Work to do:
Quote every line below exactly and skip any picture.

Working data:
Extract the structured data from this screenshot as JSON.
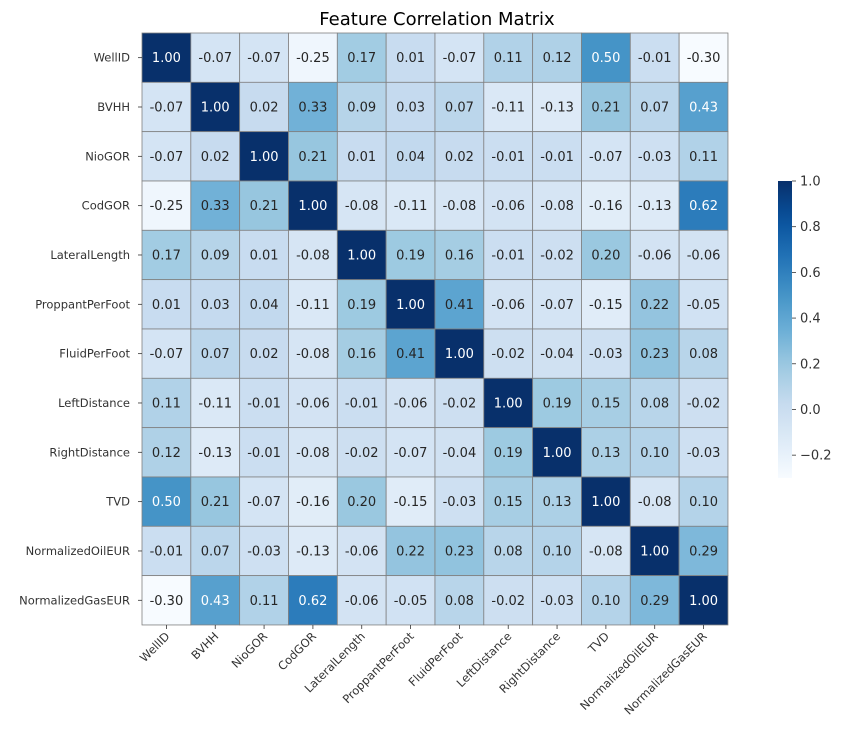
{
  "chart_data": {
    "type": "heatmap",
    "title": "Feature Correlation Matrix",
    "xlabel": "",
    "ylabel": "",
    "labels": [
      "WellID",
      "BVHH",
      "NioGOR",
      "CodGOR",
      "LateralLength",
      "ProppantPerFoot",
      "FluidPerFoot",
      "LeftDistance",
      "RightDistance",
      "TVD",
      "NormalizedOilEUR",
      "NormalizedGasEUR"
    ],
    "matrix": [
      [
        1.0,
        -0.07,
        -0.07,
        -0.25,
        0.17,
        0.01,
        -0.07,
        0.11,
        0.12,
        0.5,
        -0.01,
        -0.3
      ],
      [
        -0.07,
        1.0,
        0.02,
        0.33,
        0.09,
        0.03,
        0.07,
        -0.11,
        -0.13,
        0.21,
        0.07,
        0.43
      ],
      [
        -0.07,
        0.02,
        1.0,
        0.21,
        0.01,
        0.04,
        0.02,
        -0.01,
        -0.01,
        -0.07,
        -0.03,
        0.11
      ],
      [
        -0.25,
        0.33,
        0.21,
        1.0,
        -0.08,
        -0.11,
        -0.08,
        -0.06,
        -0.08,
        -0.16,
        -0.13,
        0.62
      ],
      [
        0.17,
        0.09,
        0.01,
        -0.08,
        1.0,
        0.19,
        0.16,
        -0.01,
        -0.02,
        0.2,
        -0.06,
        -0.06
      ],
      [
        0.01,
        0.03,
        0.04,
        -0.11,
        0.19,
        1.0,
        0.41,
        -0.06,
        -0.07,
        -0.15,
        0.22,
        -0.05
      ],
      [
        -0.07,
        0.07,
        0.02,
        -0.08,
        0.16,
        0.41,
        1.0,
        -0.02,
        -0.04,
        -0.03,
        0.23,
        0.08
      ],
      [
        0.11,
        -0.11,
        -0.01,
        -0.06,
        -0.01,
        -0.06,
        -0.02,
        1.0,
        0.19,
        0.15,
        0.08,
        -0.02
      ],
      [
        0.12,
        -0.13,
        -0.01,
        -0.08,
        -0.02,
        -0.07,
        -0.04,
        0.19,
        1.0,
        0.13,
        0.1,
        -0.03
      ],
      [
        0.5,
        0.21,
        -0.07,
        -0.16,
        0.2,
        -0.15,
        -0.03,
        0.15,
        0.13,
        1.0,
        -0.08,
        0.1
      ],
      [
        -0.01,
        0.07,
        -0.03,
        -0.13,
        -0.06,
        0.22,
        0.23,
        0.08,
        0.1,
        -0.08,
        1.0,
        0.29
      ],
      [
        -0.3,
        0.43,
        0.11,
        0.62,
        -0.06,
        -0.05,
        0.08,
        -0.02,
        -0.03,
        0.1,
        0.29,
        1.0
      ]
    ],
    "colorbar": {
      "min": -0.3,
      "max": 1.0,
      "ticks": [
        -0.2,
        0.0,
        0.2,
        0.4,
        0.6,
        0.8,
        1.0
      ],
      "tick_labels": [
        "−0.2",
        "0.0",
        "0.2",
        "0.4",
        "0.6",
        "0.8",
        "1.0"
      ],
      "colormap": "Blues",
      "low_color": "#f7fbff",
      "high_color": "#08306b"
    },
    "annotations": "values shown in every cell, 2 decimals",
    "grid": true
  }
}
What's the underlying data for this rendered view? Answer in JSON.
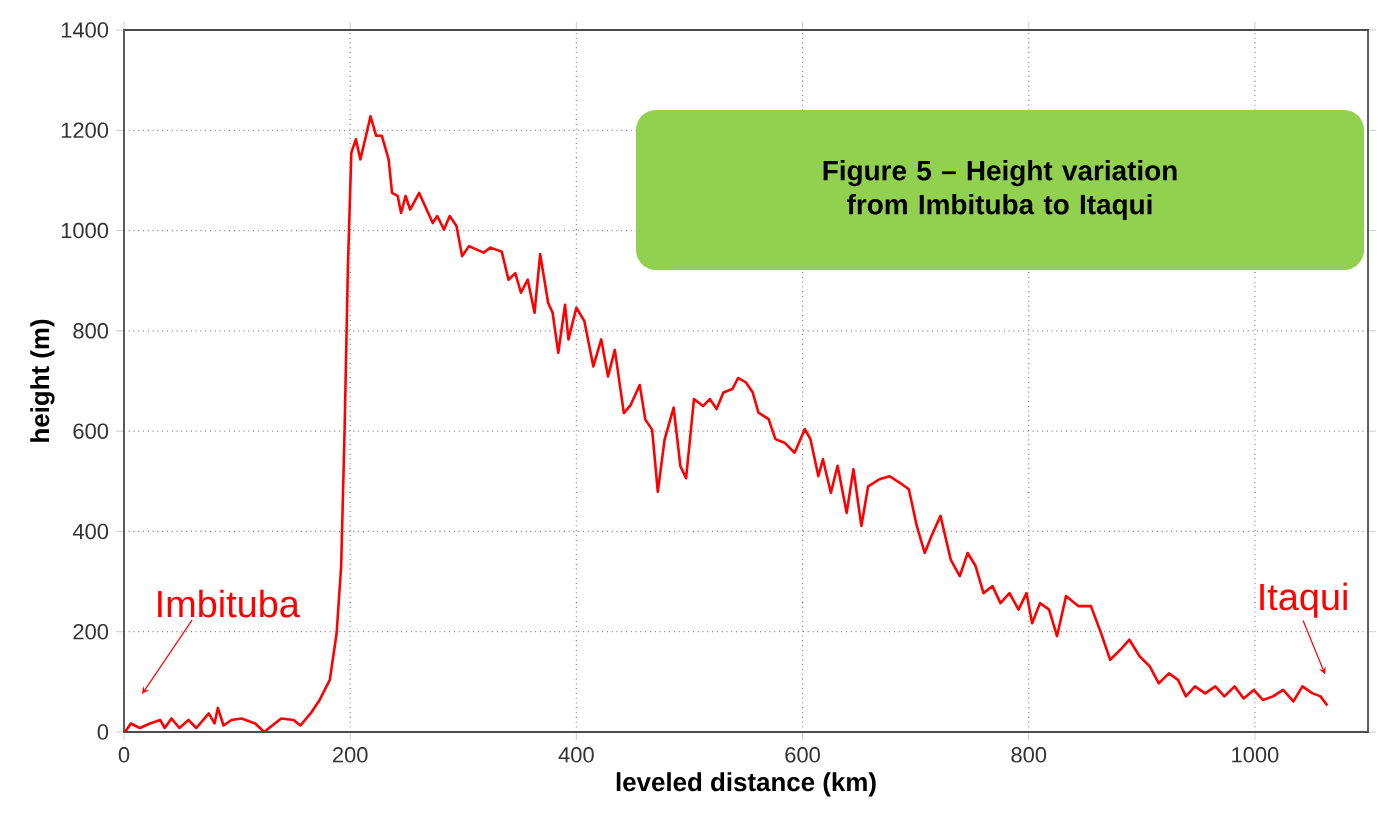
{
  "chart_data": {
    "type": "line",
    "title": "Figure 5 – Height variation from Imbituba to Itaqui",
    "xlabel": "leveled distance (km)",
    "ylabel": "height (m)",
    "xlim": [
      0,
      1100
    ],
    "ylim": [
      0,
      1400
    ],
    "xticks": [
      0,
      200,
      400,
      600,
      800,
      1000
    ],
    "yticks": [
      0,
      200,
      400,
      600,
      800,
      1000,
      1200,
      1400
    ],
    "grid": true,
    "marker": "none",
    "line_style": "solid",
    "annotations": [
      "Imbituba",
      "Itaqui"
    ],
    "series": [
      {
        "color": "#ff0000",
        "x": [
          1,
          6,
          14,
          23,
          32,
          36,
          42,
          49,
          57,
          64,
          75,
          80,
          83,
          88,
          95,
          104,
          116,
          124,
          130,
          139,
          150,
          156,
          165,
          173,
          182,
          188,
          192,
          195,
          198,
          201,
          205,
          209,
          214,
          218,
          223,
          228,
          234,
          237,
          242,
          245,
          249,
          253,
          261,
          265,
          273,
          277,
          283,
          288,
          294,
          299,
          305,
          312,
          318,
          324,
          334,
          340,
          346,
          351,
          357,
          363,
          368,
          375,
          379,
          384,
          390,
          393,
          400,
          407,
          415,
          422,
          428,
          434,
          442,
          448,
          456,
          461,
          467,
          472,
          478,
          486,
          492,
          497,
          504,
          512,
          518,
          524,
          530,
          538,
          543,
          550,
          556,
          561,
          570,
          576,
          584,
          593,
          602,
          607,
          614,
          618,
          625,
          631,
          639,
          645,
          652,
          658,
          668,
          677,
          686,
          694,
          701,
          708,
          714,
          722,
          731,
          739,
          746,
          753,
          760,
          768,
          775,
          783,
          791,
          798,
          803,
          810,
          818,
          825,
          833,
          844,
          855,
          864,
          872,
          881,
          889,
          898,
          907,
          915,
          924,
          932,
          939,
          947,
          956,
          965,
          973,
          982,
          990,
          999,
          1007,
          1016,
          1025,
          1034,
          1042,
          1051,
          1058,
          1064
        ],
        "values": [
          0,
          17,
          8,
          17,
          24,
          8,
          27,
          8,
          24,
          8,
          37,
          17,
          48,
          13,
          24,
          27,
          17,
          0,
          11,
          27,
          24,
          13,
          37,
          64,
          104,
          197,
          330,
          596,
          929,
          1155,
          1182,
          1142,
          1189,
          1228,
          1189,
          1189,
          1142,
          1075,
          1069,
          1035,
          1069,
          1042,
          1075,
          1055,
          1015,
          1029,
          1002,
          1029,
          1009,
          949,
          969,
          962,
          956,
          966,
          958,
          902,
          915,
          876,
          902,
          836,
          953,
          856,
          836,
          756,
          852,
          783,
          846,
          820,
          729,
          783,
          709,
          762,
          636,
          652,
          692,
          623,
          603,
          479,
          583,
          647,
          530,
          506,
          664,
          650,
          664,
          644,
          677,
          684,
          706,
          697,
          677,
          637,
          624,
          584,
          577,
          557,
          604,
          584,
          510,
          544,
          477,
          531,
          437,
          524,
          411,
          490,
          504,
          510,
          497,
          484,
          411,
          357,
          391,
          431,
          344,
          311,
          357,
          331,
          277,
          291,
          257,
          277,
          244,
          277,
          217,
          257,
          244,
          191,
          271,
          251,
          251,
          197,
          144,
          164,
          184,
          151,
          131,
          97,
          117,
          104,
          71,
          91,
          77,
          91,
          71,
          91,
          67,
          84,
          64,
          71,
          84,
          61,
          91,
          77,
          71,
          53
        ]
      }
    ]
  }
}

Answer to this problem:
Extract the structured data from this screenshot as JSON.
{
  "chart_data": {
    "type": "heatmap",
    "title": "Feature Correlation Matrix",
    "xlabel": "",
    "ylabel": "",
    "labels": [
      "WellID",
      "BVHH",
      "NioGOR",
      "CodGOR",
      "LateralLength",
      "ProppantPerFoot",
      "FluidPerFoot",
      "LeftDistance",
      "RightDistance",
      "TVD",
      "NormalizedOilEUR",
      "NormalizedGasEUR"
    ],
    "matrix": [
      [
        1.0,
        -0.07,
        -0.07,
        -0.25,
        0.17,
        0.01,
        -0.07,
        0.11,
        0.12,
        0.5,
        -0.01,
        -0.3
      ],
      [
        -0.07,
        1.0,
        0.02,
        0.33,
        0.09,
        0.03,
        0.07,
        -0.11,
        -0.13,
        0.21,
        0.07,
        0.43
      ],
      [
        -0.07,
        0.02,
        1.0,
        0.21,
        0.01,
        0.04,
        0.02,
        -0.01,
        -0.01,
        -0.07,
        -0.03,
        0.11
      ],
      [
        -0.25,
        0.33,
        0.21,
        1.0,
        -0.08,
        -0.11,
        -0.08,
        -0.06,
        -0.08,
        -0.16,
        -0.13,
        0.62
      ],
      [
        0.17,
        0.09,
        0.01,
        -0.08,
        1.0,
        0.19,
        0.16,
        -0.01,
        -0.02,
        0.2,
        -0.06,
        -0.06
      ],
      [
        0.01,
        0.03,
        0.04,
        -0.11,
        0.19,
        1.0,
        0.41,
        -0.06,
        -0.07,
        -0.15,
        0.22,
        -0.05
      ],
      [
        -0.07,
        0.07,
        0.02,
        -0.08,
        0.16,
        0.41,
        1.0,
        -0.02,
        -0.04,
        -0.03,
        0.23,
        0.08
      ],
      [
        0.11,
        -0.11,
        -0.01,
        -0.06,
        -0.01,
        -0.06,
        -0.02,
        1.0,
        0.19,
        0.15,
        0.08,
        -0.02
      ],
      [
        0.12,
        -0.13,
        -0.01,
        -0.08,
        -0.02,
        -0.07,
        -0.04,
        0.19,
        1.0,
        0.13,
        0.1,
        -0.03
      ],
      [
        0.5,
        0.21,
        -0.07,
        -0.16,
        0.2,
        -0.15,
        -0.03,
        0.15,
        0.13,
        1.0,
        -0.08,
        0.1
      ],
      [
        -0.01,
        0.07,
        -0.03,
        -0.13,
        -0.06,
        0.22,
        0.23,
        0.08,
        0.1,
        -0.08,
        1.0,
        0.29
      ],
      [
        -0.3,
        0.43,
        0.11,
        0.62,
        -0.06,
        -0.05,
        0.08,
        -0.02,
        -0.03,
        0.1,
        0.29,
        1.0
      ]
    ],
    "colorbar": {
      "min": -0.3,
      "max": 1.0,
      "ticks": [
        -0.2,
        0.0,
        0.2,
        0.4,
        0.6,
        0.8,
        1.0
      ],
      "tick_labels": [
        "−0.2",
        "0.0",
        "0.2",
        "0.4",
        "0.6",
        "0.8",
        "1.0"
      ],
      "colormap": "Blues",
      "low_color": "#f7fbff",
      "high_color": "#08306b"
    },
    "annotations": "values shown in every cell, 2 decimals",
    "grid": true
  }
}
What's the underlying data for this rendered view? Answer in JSON.
{
  "chart_data": {
    "type": "line",
    "title": "Figure 5 – Height variation from Imbituba to Itaqui",
    "xlabel": "leveled distance (km)",
    "ylabel": "height (m)",
    "xlim": [
      0,
      1100
    ],
    "ylim": [
      0,
      1400
    ],
    "xticks": [
      0,
      200,
      400,
      600,
      800,
      1000
    ],
    "yticks": [
      0,
      200,
      400,
      600,
      800,
      1000,
      1200,
      1400
    ],
    "grid": true,
    "marker": "none",
    "line_style": "solid",
    "annotations": [
      "Imbituba",
      "Itaqui"
    ],
    "series": [
      {
        "color": "#ff0000",
        "x": [
          1,
          6,
          14,
          23,
          32,
          36,
          42,
          49,
          57,
          64,
          75,
          80,
          83,
          88,
          95,
          104,
          116,
          124,
          130,
          139,
          150,
          156,
          165,
          173,
          182,
          188,
          192,
          195,
          198,
          201,
          205,
          209,
          214,
          218,
          223,
          228,
          234,
          237,
          242,
          245,
          249,
          253,
          261,
          265,
          273,
          277,
          283,
          288,
          294,
          299,
          305,
          312,
          318,
          324,
          334,
          340,
          346,
          351,
          357,
          363,
          368,
          375,
          379,
          384,
          390,
          393,
          400,
          407,
          415,
          422,
          428,
          434,
          442,
          448,
          456,
          461,
          467,
          472,
          478,
          486,
          492,
          497,
          504,
          512,
          518,
          524,
          530,
          538,
          543,
          550,
          556,
          561,
          570,
          576,
          584,
          593,
          602,
          607,
          614,
          618,
          625,
          631,
          639,
          645,
          652,
          658,
          668,
          677,
          686,
          694,
          701,
          708,
          714,
          722,
          731,
          739,
          746,
          753,
          760,
          768,
          775,
          783,
          791,
          798,
          803,
          810,
          818,
          825,
          833,
          844,
          855,
          864,
          872,
          881,
          889,
          898,
          907,
          915,
          924,
          932,
          939,
          947,
          956,
          965,
          973,
          982,
          990,
          999,
          1007,
          1016,
          1025,
          1034,
          1042,
          1051,
          1058,
          1064
        ],
        "values": [
          0,
          17,
          8,
          17,
          24,
          8,
          27,
          8,
          24,
          8,
          37,
          17,
          48,
          13,
          24,
          27,
          17,
          0,
          11,
          27,
          24,
          13,
          37,
          64,
          104,
          197,
          330,
          596,
          929,
          1155,
          1182,
          1142,
          1189,
          1228,
          1189,
          1189,
          1142,
          1075,
          1069,
          1035,
          1069,
          1042,
          1075,
          1055,
          1015,
          1029,
          1002,
          1029,
          1009,
          949,
          969,
          962,
          956,
          966,
          958,
          902,
          915,
          876,
          902,
          836,
          953,
          856,
          836,
          756,
          852,
          783,
          846,
          820,
          729,
          783,
          709,
          762,
          636,
          652,
          692,
          623,
          603,
          479,
          583,
          647,
          530,
          506,
          664,
          650,
          664,
          644,
          677,
          684,
          706,
          697,
          677,
          637,
          624,
          584,
          577,
          557,
          604,
          584,
          510,
          544,
          477,
          531,
          437,
          524,
          411,
          490,
          504,
          510,
          497,
          484,
          411,
          357,
          391,
          431,
          344,
          311,
          357,
          331,
          277,
          291,
          257,
          277,
          244,
          277,
          217,
          257,
          244,
          191,
          271,
          251,
          251,
          197,
          144,
          164,
          184,
          151,
          131,
          97,
          117,
          104,
          71,
          91,
          77,
          91,
          71,
          91,
          67,
          84,
          64,
          71,
          84,
          61,
          91,
          77,
          71,
          53
        ]
      }
    ]
  }
}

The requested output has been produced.